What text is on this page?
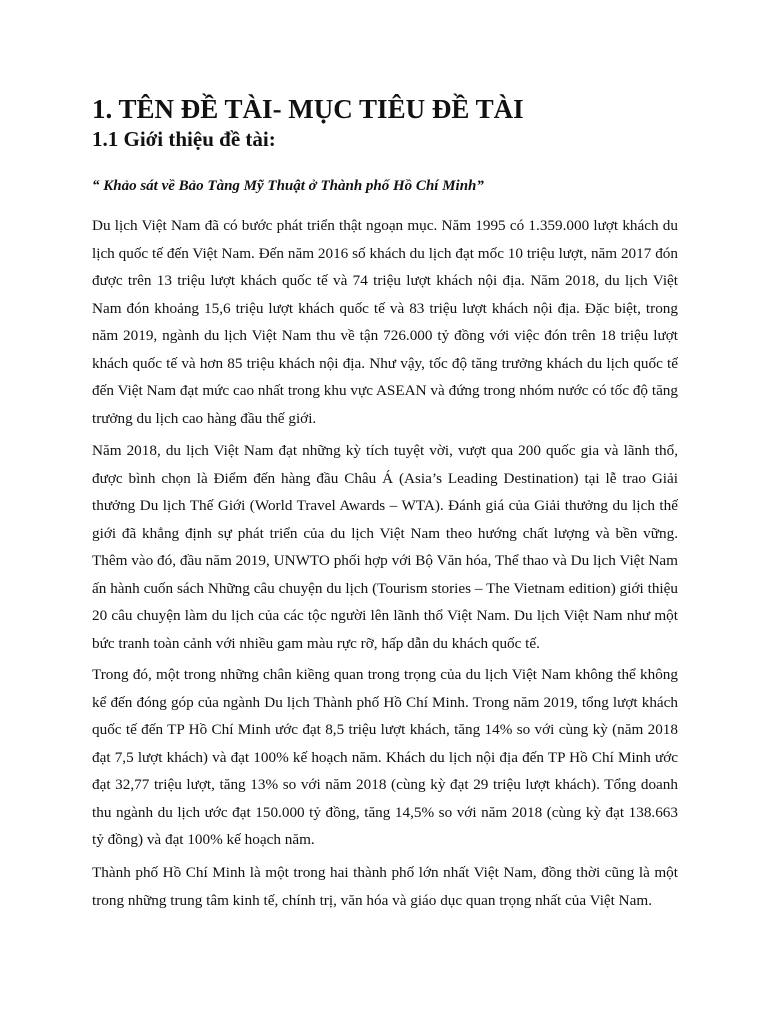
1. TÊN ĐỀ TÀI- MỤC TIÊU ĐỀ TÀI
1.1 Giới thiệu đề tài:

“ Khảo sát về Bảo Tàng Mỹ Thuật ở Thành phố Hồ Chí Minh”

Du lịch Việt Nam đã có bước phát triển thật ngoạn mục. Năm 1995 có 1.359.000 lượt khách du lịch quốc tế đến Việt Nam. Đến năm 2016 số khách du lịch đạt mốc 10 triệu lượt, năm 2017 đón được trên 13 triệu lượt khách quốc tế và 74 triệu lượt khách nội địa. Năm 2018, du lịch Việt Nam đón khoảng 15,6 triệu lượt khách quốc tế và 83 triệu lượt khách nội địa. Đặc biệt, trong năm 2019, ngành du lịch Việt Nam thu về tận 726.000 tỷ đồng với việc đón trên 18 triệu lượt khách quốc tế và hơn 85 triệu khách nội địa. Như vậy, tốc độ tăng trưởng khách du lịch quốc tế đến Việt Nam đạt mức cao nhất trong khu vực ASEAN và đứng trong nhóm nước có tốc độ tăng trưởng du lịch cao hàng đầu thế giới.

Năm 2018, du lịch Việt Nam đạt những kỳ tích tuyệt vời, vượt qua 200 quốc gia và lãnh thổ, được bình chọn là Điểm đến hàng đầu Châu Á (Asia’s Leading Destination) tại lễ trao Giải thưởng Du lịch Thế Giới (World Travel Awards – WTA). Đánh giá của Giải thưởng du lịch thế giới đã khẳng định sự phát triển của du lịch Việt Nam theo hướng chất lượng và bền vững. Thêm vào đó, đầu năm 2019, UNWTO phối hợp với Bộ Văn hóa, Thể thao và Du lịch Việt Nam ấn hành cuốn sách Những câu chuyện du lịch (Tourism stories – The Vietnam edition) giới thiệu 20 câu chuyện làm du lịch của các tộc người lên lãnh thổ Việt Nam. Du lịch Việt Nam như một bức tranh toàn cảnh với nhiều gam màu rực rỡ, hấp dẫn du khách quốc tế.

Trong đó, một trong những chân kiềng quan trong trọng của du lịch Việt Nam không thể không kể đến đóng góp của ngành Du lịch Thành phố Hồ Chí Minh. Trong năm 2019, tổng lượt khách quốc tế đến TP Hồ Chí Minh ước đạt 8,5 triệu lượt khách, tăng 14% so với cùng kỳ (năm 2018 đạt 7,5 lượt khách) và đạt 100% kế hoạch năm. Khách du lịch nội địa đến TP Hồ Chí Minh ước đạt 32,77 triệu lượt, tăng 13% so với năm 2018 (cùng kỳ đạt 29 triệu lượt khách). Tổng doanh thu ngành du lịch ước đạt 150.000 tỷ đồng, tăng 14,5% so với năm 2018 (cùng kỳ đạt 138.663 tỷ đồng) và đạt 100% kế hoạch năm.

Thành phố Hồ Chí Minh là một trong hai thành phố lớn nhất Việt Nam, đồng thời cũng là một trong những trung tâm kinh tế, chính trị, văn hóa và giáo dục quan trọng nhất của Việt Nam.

---

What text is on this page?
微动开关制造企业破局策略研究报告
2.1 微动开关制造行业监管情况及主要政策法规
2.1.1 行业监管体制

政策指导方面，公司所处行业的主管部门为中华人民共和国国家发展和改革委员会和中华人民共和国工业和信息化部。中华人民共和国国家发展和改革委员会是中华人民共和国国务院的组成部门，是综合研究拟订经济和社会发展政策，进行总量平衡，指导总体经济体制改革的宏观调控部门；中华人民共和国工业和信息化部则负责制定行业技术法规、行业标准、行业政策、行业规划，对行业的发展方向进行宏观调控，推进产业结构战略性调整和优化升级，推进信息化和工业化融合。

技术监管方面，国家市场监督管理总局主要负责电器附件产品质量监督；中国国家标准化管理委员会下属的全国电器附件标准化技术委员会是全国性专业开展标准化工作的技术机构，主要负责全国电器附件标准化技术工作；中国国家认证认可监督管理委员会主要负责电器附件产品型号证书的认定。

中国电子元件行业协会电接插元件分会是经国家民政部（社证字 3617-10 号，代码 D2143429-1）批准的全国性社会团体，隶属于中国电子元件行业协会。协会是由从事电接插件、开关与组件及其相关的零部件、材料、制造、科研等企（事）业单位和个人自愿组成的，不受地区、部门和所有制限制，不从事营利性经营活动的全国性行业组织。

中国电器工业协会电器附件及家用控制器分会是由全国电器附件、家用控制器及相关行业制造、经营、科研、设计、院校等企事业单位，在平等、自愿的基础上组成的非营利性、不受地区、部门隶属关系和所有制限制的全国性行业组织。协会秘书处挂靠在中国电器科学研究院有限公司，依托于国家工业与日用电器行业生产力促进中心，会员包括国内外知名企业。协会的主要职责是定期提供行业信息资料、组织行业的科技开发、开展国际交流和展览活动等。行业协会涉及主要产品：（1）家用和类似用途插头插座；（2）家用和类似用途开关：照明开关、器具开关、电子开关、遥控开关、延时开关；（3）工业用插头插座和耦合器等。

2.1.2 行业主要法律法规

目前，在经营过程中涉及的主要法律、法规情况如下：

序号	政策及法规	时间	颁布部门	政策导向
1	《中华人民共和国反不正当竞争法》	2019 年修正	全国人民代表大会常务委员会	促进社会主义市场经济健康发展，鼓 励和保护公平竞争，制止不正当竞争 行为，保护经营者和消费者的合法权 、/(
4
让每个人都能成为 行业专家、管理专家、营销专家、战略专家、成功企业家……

▶ **STATED EXERCISE**:
Return all lines with the word "不受地区" in them.

▶ **WORKED SOLUTION**:
中国电子元件行业协会电接插元件分会是经国家民政部（社证字 3617-10 号，代码 D2143429-1）批准的全国性社会团体，隶属于中国电子元件行业协会。协会是由从事电接插件、开关与组件及其相关的零部件、材料、制造、科研等企（事）业单位和个人自愿组成的，不受地区、部门和所有制限制，不从事营利性经营活动的全国性行业组织。
中国电器工业协会电器附件及家用控制器分会是由全国电器附件、家用控制器及相关行业制造、经营、科研、设计、院校等企事业单位，在平等、自愿的基础上组成的非营利性、不受地区、部门隶属关系和所有制限制的全国性行业组织。协会秘书处挂靠在中国电器科学研究院有限公司，依托于国家工业与日用电器行业生产力促进中心，会员包括国内外知名企业。协会的主要职责是定期提供行业信息资料、组织行业的科技开发、开展国际交流和展览活动等。行业协会涉及主要产品：（1）家用和类似用途插头插座；（2）家用和类似用途开关：照明开关、器具开关、电子开关、遥控开关、延时开关；（3）工业用插头插座和耦合器等。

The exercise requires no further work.